Print the data below line for line, keeping every character unchanged.

[start]

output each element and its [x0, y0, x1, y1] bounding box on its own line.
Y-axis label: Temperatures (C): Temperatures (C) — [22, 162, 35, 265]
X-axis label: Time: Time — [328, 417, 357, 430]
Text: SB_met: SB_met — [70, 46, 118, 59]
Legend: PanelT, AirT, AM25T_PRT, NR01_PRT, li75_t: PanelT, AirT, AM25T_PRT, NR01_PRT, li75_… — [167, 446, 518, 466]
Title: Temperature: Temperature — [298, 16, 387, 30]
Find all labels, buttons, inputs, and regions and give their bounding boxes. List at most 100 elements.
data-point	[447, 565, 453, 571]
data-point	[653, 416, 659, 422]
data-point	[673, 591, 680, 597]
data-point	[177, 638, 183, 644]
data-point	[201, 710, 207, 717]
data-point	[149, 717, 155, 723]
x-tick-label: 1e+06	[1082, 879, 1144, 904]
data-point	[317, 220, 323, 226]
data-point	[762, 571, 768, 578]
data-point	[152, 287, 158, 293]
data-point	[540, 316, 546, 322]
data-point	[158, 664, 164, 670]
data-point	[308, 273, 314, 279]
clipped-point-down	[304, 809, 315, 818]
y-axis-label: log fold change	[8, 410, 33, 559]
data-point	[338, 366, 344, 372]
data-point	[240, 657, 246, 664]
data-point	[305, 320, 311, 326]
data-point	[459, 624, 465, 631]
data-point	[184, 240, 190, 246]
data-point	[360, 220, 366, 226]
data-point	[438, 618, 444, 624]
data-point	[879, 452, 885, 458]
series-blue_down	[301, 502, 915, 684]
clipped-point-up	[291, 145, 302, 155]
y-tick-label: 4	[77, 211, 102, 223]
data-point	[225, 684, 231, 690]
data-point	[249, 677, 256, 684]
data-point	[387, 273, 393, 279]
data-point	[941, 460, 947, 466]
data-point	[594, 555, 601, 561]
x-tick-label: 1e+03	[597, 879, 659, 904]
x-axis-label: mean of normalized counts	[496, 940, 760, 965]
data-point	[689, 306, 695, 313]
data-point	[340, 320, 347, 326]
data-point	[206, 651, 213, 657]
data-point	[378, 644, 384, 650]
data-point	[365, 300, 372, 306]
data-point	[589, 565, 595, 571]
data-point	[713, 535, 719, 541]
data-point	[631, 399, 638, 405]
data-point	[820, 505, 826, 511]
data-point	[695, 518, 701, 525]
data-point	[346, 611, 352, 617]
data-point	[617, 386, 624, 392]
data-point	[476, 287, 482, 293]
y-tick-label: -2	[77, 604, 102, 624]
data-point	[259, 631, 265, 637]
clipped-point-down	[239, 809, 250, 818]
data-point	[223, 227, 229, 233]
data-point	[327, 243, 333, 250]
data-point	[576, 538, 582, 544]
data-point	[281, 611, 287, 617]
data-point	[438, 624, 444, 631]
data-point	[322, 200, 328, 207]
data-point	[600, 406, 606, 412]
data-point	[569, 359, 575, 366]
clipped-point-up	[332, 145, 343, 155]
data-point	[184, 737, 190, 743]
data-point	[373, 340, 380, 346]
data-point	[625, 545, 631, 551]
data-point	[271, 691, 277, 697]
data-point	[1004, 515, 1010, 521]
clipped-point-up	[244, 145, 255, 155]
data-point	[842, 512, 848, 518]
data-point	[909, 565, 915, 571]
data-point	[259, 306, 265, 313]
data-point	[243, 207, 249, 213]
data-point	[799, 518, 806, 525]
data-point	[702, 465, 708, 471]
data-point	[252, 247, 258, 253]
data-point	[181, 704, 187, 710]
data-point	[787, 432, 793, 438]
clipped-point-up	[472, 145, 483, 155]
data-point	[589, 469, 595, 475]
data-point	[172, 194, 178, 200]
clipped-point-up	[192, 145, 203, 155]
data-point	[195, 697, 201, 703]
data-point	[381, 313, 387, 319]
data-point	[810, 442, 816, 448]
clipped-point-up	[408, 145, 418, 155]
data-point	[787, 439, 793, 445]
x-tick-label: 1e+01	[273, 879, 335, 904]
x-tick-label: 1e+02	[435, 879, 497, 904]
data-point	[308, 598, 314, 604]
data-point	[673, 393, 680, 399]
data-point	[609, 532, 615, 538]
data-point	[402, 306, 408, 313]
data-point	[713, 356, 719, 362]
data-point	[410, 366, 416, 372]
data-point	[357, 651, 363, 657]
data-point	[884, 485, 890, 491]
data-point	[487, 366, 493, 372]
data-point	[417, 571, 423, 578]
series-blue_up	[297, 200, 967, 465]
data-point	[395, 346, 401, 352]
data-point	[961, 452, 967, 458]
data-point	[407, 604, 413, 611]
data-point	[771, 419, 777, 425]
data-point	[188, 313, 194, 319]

[end]

* Task solution:
output each element and its [x0, y0, x1, y1] bounding box on its own line.
Y-axis label: Temperatures (C): Temperatures (C) — [22, 162, 35, 265]
X-axis label: Time: Time — [328, 417, 357, 430]
Text: SB_met: SB_met — [70, 46, 118, 59]
Legend: PanelT, AirT, AM25T_PRT, NR01_PRT, li75_t: PanelT, AirT, AM25T_PRT, NR01_PRT, li75_… — [167, 446, 518, 466]
Title: Temperature: Temperature — [298, 16, 387, 30]
Find all labels, buttons, inputs, and regions and give their bounding boxes. List at most 100 elements.
data-point	[447, 565, 453, 571]
data-point	[653, 416, 659, 422]
data-point	[673, 591, 680, 597]
data-point	[177, 638, 183, 644]
data-point	[201, 710, 207, 717]
data-point	[149, 717, 155, 723]
x-tick-label: 1e+06	[1082, 879, 1144, 904]
data-point	[317, 220, 323, 226]
data-point	[762, 571, 768, 578]
data-point	[152, 287, 158, 293]
data-point	[540, 316, 546, 322]
data-point	[158, 664, 164, 670]
data-point	[308, 273, 314, 279]
clipped-point-down	[304, 809, 315, 818]
y-axis-label: log fold change	[8, 410, 33, 559]
data-point	[338, 366, 344, 372]
data-point	[240, 657, 246, 664]
data-point	[305, 320, 311, 326]
data-point	[459, 624, 465, 631]
data-point	[184, 240, 190, 246]
data-point	[360, 220, 366, 226]
data-point	[438, 618, 444, 624]
data-point	[879, 452, 885, 458]
series-blue_down	[301, 502, 915, 684]
clipped-point-up	[291, 145, 302, 155]
y-tick-label: 4	[77, 211, 102, 223]
data-point	[225, 684, 231, 690]
data-point	[249, 677, 256, 684]
data-point	[387, 273, 393, 279]
data-point	[941, 460, 947, 466]
data-point	[594, 555, 601, 561]
x-tick-label: 1e+03	[597, 879, 659, 904]
x-axis-label: mean of normalized counts	[496, 940, 760, 965]
data-point	[689, 306, 695, 313]
data-point	[340, 320, 347, 326]
data-point	[206, 651, 213, 657]
data-point	[378, 644, 384, 650]
data-point	[365, 300, 372, 306]
data-point	[589, 565, 595, 571]
data-point	[713, 535, 719, 541]
data-point	[631, 399, 638, 405]
data-point	[820, 505, 826, 511]
data-point	[695, 518, 701, 525]
data-point	[346, 611, 352, 617]
data-point	[617, 386, 624, 392]
data-point	[476, 287, 482, 293]
y-tick-label: -2	[77, 604, 102, 624]
data-point	[259, 631, 265, 637]
clipped-point-down	[239, 809, 250, 818]
data-point	[223, 227, 229, 233]
data-point	[327, 243, 333, 250]
data-point	[576, 538, 582, 544]
data-point	[281, 611, 287, 617]
data-point	[438, 624, 444, 631]
data-point	[322, 200, 328, 207]
data-point	[600, 406, 606, 412]
data-point	[569, 359, 575, 366]
clipped-point-up	[332, 145, 343, 155]
data-point	[184, 737, 190, 743]
data-point	[373, 340, 380, 346]
data-point	[625, 545, 631, 551]
data-point	[271, 691, 277, 697]
data-point	[1004, 515, 1010, 521]
clipped-point-up	[244, 145, 255, 155]
data-point	[842, 512, 848, 518]
data-point	[909, 565, 915, 571]
data-point	[259, 306, 265, 313]
data-point	[243, 207, 249, 213]
data-point	[799, 518, 806, 525]
data-point	[702, 465, 708, 471]
data-point	[252, 247, 258, 253]
data-point	[181, 704, 187, 710]
data-point	[787, 432, 793, 438]
clipped-point-up	[472, 145, 483, 155]
data-point	[589, 469, 595, 475]
data-point	[172, 194, 178, 200]
clipped-point-up	[192, 145, 203, 155]
data-point	[195, 697, 201, 703]
data-point	[381, 313, 387, 319]
data-point	[810, 442, 816, 448]
clipped-point-up	[408, 145, 418, 155]
data-point	[787, 439, 793, 445]
x-tick-label: 1e+01	[273, 879, 335, 904]
x-tick-label: 1e+02	[435, 879, 497, 904]
data-point	[308, 598, 314, 604]
data-point	[673, 393, 680, 399]
data-point	[609, 532, 615, 538]
data-point	[402, 306, 408, 313]
data-point	[713, 356, 719, 362]
data-point	[410, 366, 416, 372]
data-point	[357, 651, 363, 657]
data-point	[884, 485, 890, 491]
data-point	[487, 366, 493, 372]
data-point	[417, 571, 423, 578]
series-blue_up	[297, 200, 967, 465]
data-point	[395, 346, 401, 352]
data-point	[961, 452, 967, 458]
data-point	[407, 604, 413, 611]
data-point	[771, 419, 777, 425]
data-point	[188, 313, 194, 319]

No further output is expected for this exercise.